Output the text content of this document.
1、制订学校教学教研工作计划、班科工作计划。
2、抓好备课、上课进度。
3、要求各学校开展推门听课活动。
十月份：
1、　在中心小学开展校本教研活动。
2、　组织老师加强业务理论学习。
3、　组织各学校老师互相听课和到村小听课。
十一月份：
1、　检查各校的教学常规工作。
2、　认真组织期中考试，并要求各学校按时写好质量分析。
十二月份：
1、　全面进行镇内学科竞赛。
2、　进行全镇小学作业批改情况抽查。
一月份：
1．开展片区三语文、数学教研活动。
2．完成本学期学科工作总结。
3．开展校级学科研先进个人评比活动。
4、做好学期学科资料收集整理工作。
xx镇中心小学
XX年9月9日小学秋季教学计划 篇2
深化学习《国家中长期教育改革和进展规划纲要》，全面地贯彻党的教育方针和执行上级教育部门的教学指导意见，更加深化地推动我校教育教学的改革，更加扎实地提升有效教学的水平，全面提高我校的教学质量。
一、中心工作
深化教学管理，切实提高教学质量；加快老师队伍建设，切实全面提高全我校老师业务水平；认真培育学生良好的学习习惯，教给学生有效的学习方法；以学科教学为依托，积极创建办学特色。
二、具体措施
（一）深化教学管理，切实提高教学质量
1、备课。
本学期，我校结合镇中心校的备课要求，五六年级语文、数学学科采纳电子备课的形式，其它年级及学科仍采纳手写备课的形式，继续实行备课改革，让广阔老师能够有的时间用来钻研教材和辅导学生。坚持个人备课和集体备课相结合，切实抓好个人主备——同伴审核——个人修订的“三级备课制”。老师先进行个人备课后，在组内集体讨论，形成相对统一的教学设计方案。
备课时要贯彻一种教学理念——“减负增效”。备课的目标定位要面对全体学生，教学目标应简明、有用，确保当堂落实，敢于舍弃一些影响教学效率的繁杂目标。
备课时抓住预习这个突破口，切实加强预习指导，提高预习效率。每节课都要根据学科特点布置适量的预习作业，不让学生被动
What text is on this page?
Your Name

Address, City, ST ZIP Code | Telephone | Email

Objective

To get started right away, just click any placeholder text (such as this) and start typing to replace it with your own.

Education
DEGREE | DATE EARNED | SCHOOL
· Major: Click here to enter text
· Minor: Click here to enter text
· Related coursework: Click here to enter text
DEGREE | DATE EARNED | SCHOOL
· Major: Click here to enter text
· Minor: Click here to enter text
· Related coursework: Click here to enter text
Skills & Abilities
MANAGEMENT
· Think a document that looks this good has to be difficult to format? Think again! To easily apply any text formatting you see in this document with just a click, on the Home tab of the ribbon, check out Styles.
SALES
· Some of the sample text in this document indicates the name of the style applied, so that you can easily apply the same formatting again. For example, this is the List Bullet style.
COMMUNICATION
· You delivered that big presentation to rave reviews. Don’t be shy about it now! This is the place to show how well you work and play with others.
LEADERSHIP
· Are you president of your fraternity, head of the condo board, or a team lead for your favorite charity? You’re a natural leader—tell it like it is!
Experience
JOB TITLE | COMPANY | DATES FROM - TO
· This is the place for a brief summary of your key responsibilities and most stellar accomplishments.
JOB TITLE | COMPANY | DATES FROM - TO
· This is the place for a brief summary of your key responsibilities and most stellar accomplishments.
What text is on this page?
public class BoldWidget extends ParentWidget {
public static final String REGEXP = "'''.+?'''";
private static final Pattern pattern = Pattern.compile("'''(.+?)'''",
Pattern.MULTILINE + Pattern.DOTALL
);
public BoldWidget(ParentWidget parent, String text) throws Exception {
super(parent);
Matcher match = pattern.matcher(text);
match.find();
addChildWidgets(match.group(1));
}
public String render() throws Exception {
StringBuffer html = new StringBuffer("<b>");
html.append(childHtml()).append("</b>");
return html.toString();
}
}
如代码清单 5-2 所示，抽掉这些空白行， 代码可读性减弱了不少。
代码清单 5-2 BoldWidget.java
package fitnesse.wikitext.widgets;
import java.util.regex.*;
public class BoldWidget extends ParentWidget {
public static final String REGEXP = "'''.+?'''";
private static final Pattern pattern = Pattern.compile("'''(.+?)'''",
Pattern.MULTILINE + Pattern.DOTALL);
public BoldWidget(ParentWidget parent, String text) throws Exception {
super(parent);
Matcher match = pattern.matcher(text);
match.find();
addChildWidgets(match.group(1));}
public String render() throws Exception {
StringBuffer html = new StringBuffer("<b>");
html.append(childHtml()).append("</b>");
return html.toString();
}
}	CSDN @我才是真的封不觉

REQUIRED WORK:
Report all lines of the data above that include the string "深化教学管理".

EXERCISE RESPONSE:
深化教学管理，切实提高教学质量；加快老师队伍建设，切实全面提高全我校老师业务水平；认真培育学生良好的学习习惯，教给学生有效的学习方法；以学科教学为依托，积极创建办学特色。
（一）深化教学管理，切实提高教学质量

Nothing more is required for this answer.